» **Instruction**
Could you quote the passage on Sashiko and art word for word, everything from "When someone call" down to "or emotional power."?

┌─ Text to read

First of all, I would like to explain why I care if Sashiko is Art or not. I understand that it is even ridiculous to define the words in Art. Understanding the Art itself is already abstract and subjective. If she/he thinks the item “A” is the art, the item “A” is the Art.
Also, it is very true that we should simply enjoy the beauty of the result, and share the pleasure and joy of Sashiko art items.
In 2018, throughout many Sashiko workshop opportunity, we have received numbers of compliments that we (Keiko and Atsushi) are the true Sashiko Artist. I enjoyed the positive feedbacks, and I called myself “Sashiko Artist” without even thinking deeply. I simply enjoyed what I do, and shared the pleasure of Sashiko.
Then, I just realize why I never considered myself as the artist before offering the workshop in the USA. I never thought of me an Artist in Japan. Keiko, who lives Japan, still don’t consider herself artist.
When someone call me an artist, I have no problem with that. I don’t know what Art is yet someone find me an artist. It is absolutely fine.
However, when I title myself as the artist, I wanted to know what I meant by it. Without this, I cannot move forward to introduce the traditional Sashiko as well as possibly Sashiiko as the Fine Art (which I believe Sashiko is not).
Art Terminology & Definition
When we talk about the definition of an item, it is very important to make sure we all are on the same page of the other words’ definition and terminology. Here are several words I would like to define first.
The expression or application of human creative skill and imagination, typically in a visual form such as painting or sculpture, producing works to be appreciated primarily for their beauty or emotional power.
Creative art, especially visual art whose products are to be appreciated primarily or solely for their imaginative, aesthetic, or intellectual content.

└─
┌─ Supplied information

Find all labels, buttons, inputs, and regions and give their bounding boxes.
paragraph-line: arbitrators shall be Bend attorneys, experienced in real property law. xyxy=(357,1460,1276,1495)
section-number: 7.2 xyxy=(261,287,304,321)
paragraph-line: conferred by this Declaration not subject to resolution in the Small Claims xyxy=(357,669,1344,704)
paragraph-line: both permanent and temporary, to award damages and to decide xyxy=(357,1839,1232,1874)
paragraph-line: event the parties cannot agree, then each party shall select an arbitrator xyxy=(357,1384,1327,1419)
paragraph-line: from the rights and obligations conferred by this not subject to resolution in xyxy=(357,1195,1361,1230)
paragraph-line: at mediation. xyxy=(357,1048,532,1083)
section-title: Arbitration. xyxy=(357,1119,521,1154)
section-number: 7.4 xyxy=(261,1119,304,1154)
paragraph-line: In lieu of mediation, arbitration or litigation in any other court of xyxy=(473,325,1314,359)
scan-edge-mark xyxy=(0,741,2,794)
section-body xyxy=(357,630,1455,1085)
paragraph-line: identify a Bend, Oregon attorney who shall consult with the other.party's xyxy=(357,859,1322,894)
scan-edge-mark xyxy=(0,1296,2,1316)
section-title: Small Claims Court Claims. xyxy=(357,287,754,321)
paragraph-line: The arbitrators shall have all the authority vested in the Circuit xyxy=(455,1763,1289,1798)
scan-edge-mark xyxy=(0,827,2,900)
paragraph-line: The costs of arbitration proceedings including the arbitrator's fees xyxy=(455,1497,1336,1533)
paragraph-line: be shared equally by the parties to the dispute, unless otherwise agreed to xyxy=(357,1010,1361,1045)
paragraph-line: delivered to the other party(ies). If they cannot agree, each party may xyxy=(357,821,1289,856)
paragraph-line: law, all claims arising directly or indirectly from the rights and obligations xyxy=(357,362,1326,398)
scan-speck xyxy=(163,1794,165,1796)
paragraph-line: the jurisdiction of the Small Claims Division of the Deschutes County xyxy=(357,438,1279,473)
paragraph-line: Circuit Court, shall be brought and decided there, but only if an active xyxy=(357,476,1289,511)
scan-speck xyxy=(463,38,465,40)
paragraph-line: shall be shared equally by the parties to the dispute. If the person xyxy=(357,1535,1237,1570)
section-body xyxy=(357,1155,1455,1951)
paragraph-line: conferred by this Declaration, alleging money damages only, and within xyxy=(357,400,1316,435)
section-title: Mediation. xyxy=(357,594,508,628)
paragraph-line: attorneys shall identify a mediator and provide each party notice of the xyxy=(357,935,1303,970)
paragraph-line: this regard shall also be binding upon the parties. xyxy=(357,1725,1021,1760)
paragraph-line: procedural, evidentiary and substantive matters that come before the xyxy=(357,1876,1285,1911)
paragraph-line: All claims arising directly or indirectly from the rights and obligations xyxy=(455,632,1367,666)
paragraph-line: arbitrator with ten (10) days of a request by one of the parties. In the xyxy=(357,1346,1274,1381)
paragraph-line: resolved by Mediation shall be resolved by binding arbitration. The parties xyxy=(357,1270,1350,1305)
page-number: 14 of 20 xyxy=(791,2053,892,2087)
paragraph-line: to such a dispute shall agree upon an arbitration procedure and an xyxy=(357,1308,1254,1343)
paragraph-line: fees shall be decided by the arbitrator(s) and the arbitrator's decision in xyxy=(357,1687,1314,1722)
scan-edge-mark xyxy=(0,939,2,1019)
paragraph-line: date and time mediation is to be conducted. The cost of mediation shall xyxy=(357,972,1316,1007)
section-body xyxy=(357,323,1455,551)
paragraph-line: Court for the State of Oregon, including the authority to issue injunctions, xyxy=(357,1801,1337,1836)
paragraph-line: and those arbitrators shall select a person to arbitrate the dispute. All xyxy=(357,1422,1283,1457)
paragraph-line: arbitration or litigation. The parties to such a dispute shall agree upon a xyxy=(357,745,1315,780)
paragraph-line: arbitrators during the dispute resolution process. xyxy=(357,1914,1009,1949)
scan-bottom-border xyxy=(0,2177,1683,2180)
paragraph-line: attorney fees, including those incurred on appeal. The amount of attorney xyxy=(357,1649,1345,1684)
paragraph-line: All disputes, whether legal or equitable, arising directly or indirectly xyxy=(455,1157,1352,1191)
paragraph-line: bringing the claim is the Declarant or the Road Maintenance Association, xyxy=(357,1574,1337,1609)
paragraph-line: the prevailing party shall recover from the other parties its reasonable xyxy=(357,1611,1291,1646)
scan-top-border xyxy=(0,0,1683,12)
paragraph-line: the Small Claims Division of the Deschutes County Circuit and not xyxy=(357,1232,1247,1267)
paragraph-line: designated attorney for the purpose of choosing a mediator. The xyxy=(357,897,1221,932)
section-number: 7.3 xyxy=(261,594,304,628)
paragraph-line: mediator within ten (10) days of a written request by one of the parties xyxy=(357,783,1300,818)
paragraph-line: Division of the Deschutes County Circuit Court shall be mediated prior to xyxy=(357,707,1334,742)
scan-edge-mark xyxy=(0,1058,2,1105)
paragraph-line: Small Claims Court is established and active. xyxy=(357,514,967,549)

└─

» **Result of the exercise**
When someone call me an artist, I have no problem with that. I don’t know what Art is yet someone find me an artist. It is absolutely fine.
However, when I title myself as the artist, I wanted to know what I meant by it. Without this, I cannot move forward to introduce the traditional Sashiko as well as possibly Sashiiko as the Fine Art (which I believe Sashiko is not).
Art Terminology & Definition
When we talk about the definition of an item, it is very important to make sure we all are on the same page of the other words’ definition and terminology. Here are several words I would like to define first.
The expression or application of human creative skill and imagination, typically in a visual form such as painting or sculpture, producing works to be appreciated primarily for their beauty or emotional power.